Given instruction –
A verbatim copy of the records is required, with all pictures left out.

+ + + + +

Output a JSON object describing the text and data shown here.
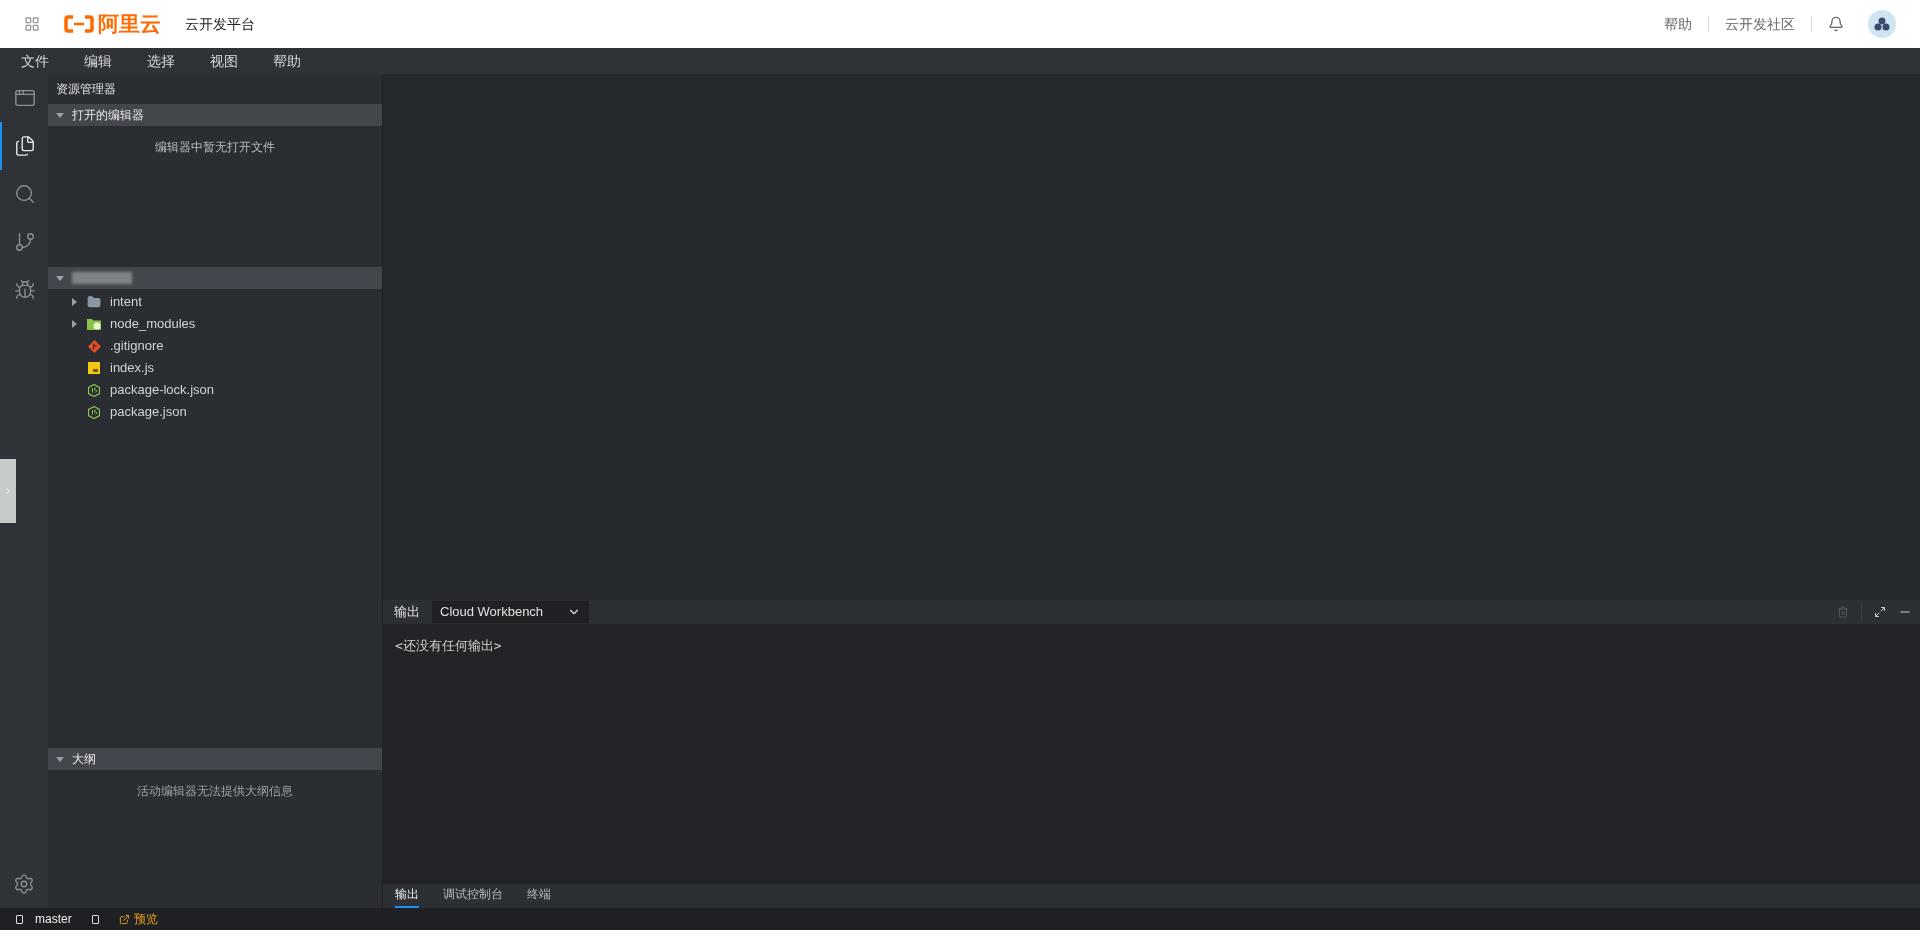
{
  "header": {
    "logo_text": "阿里云",
    "product": "云开发平台",
    "links": [
      "帮助",
      "云开发社区"
    ]
  },
  "menu": [
    "文件",
    "编辑",
    "选择",
    "视图",
    "帮助"
  ],
  "activity_bar": [
    {
      "kind": "home",
      "selected": false
    },
    {
      "kind": "files",
      "selected": true
    },
    {
      "kind": "search",
      "selected": false
    },
    {
      "kind": "git",
      "selected": false
    },
    {
      "kind": "debug",
      "selected": false
    }
  ],
  "sidebar": {
    "title": "资源管理器",
    "open_editors": {
      "title": "打开的编辑器",
      "expanded": true,
      "message": "编辑器中暂无打开文件"
    },
    "project": {
      "expanded": true,
      "files": [
        {
          "name": "intent",
          "kind": "folder",
          "expanded": false
        },
        {
          "name": "node_modules",
          "kind": "modules",
          "expanded": false
        },
        {
          "name": ".gitignore",
          "kind": "git"
        },
        {
          "name": "index.js",
          "kind": "js"
        },
        {
          "name": "package-lock.json",
          "kind": "node"
        },
        {
          "name": "package.json",
          "kind": "node"
        }
      ]
    },
    "outline": {
      "title": "大纲",
      "expanded": true,
      "message": "活动编辑器无法提供大纲信息"
    }
  },
  "output_panel": {
    "label": "输出",
    "channel": "Cloud Workbench",
    "text": "<还没有任何输出>"
  },
  "bottom_tabs": [
    {
      "label": "输出",
      "selected": true
    },
    {
      "label": "调试控制台",
      "selected": false
    },
    {
      "label": "终端",
      "selected": false
    }
  ],
  "status_bar": {
    "branch": "master",
    "preview": "预览"
  }
}
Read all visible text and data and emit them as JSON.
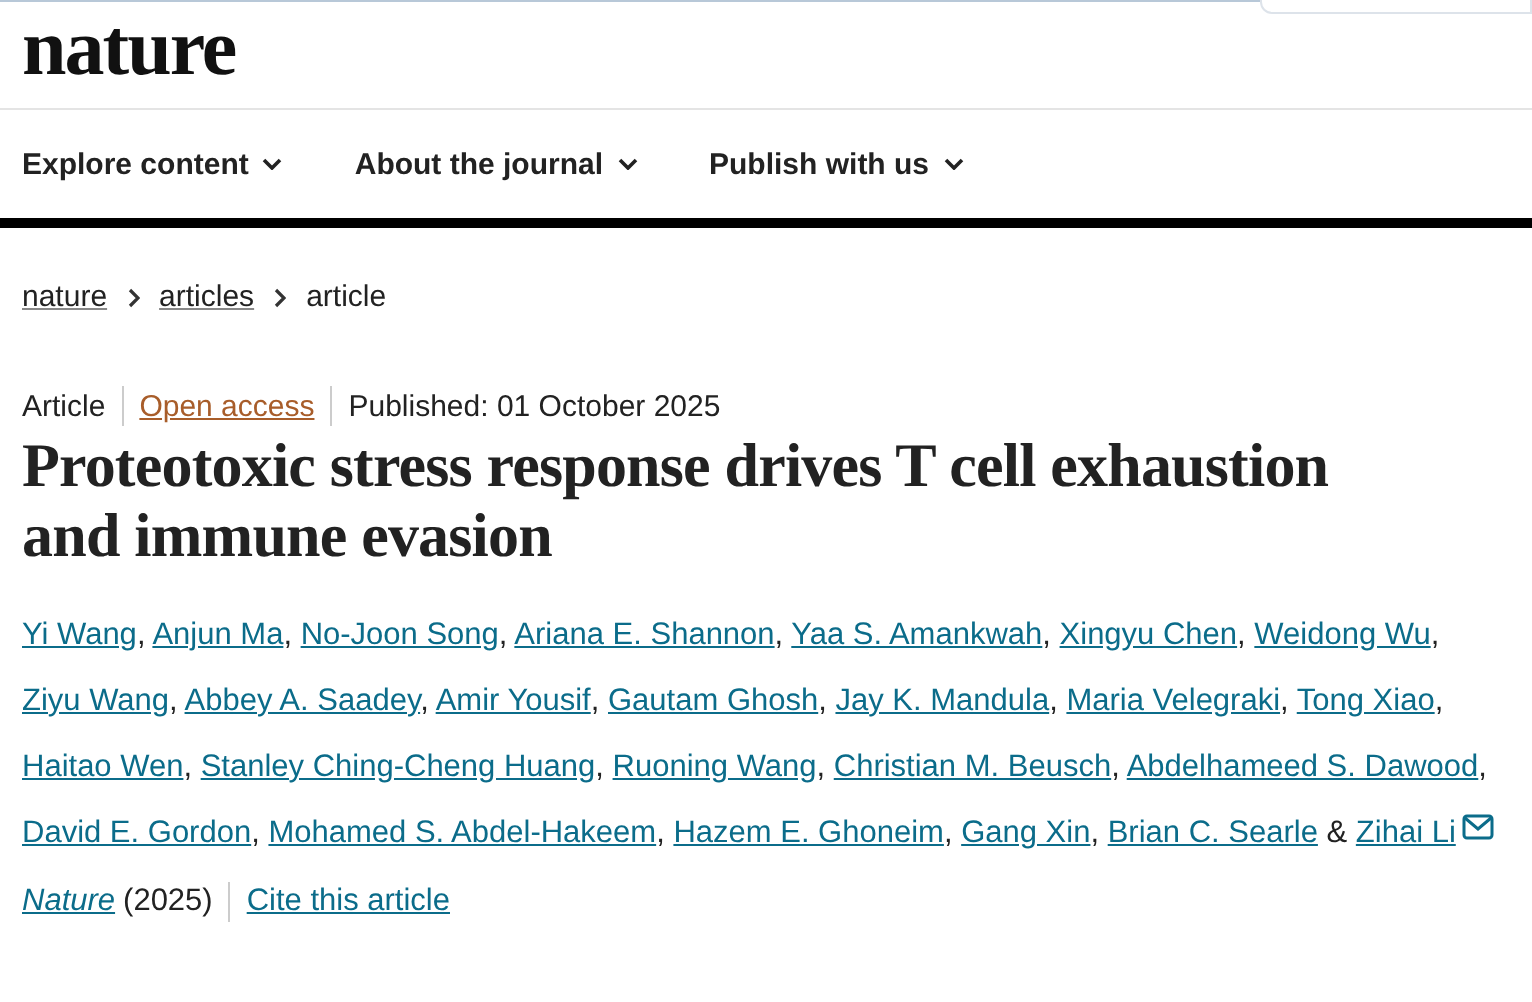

+ + + + +

Result of the exercise –
Output a JSON object describing the text and data shown here.
{
  "header": {
    "logo_text": "阿里云",
    "product": "云开发平台",
    "links": [
      "帮助",
      "云开发社区"
    ]
  },
  "menu": [
    "文件",
    "编辑",
    "选择",
    "视图",
    "帮助"
  ],
  "activity_bar": [
    {
      "kind": "home",
      "selected": false
    },
    {
      "kind": "files",
      "selected": true
    },
    {
      "kind": "search",
      "selected": false
    },
    {
      "kind": "git",
      "selected": false
    },
    {
      "kind": "debug",
      "selected": false
    }
  ],
  "sidebar": {
    "title": "资源管理器",
    "open_editors": {
      "title": "打开的编辑器",
      "expanded": true,
      "message": "编辑器中暂无打开文件"
    },
    "project": {
      "expanded": true,
      "files": [
        {
          "name": "intent",
          "kind": "folder",
          "expanded": false
        },
        {
          "name": "node_modules",
          "kind": "modules",
          "expanded": false
        },
        {
          "name": ".gitignore",
          "kind": "git"
        },
        {
          "name": "index.js",
          "kind": "js"
        },
        {
          "name": "package-lock.json",
          "kind": "node"
        },
        {
          "name": "package.json",
          "kind": "node"
        }
      ]
    },
    "outline": {
      "title": "大纲",
      "expanded": true,
      "message": "活动编辑器无法提供大纲信息"
    }
  },
  "output_panel": {
    "label": "输出",
    "channel": "Cloud Workbench",
    "text": "<还没有任何输出>"
  },
  "bottom_tabs": [
    {
      "label": "输出",
      "selected": true
    },
    {
      "label": "调试控制台",
      "selected": false
    },
    {
      "label": "终端",
      "selected": false
    }
  ],
  "status_bar": {
    "branch": "master",
    "preview": "预览"
  }
}
Read all visible text and data and emit them as JSON.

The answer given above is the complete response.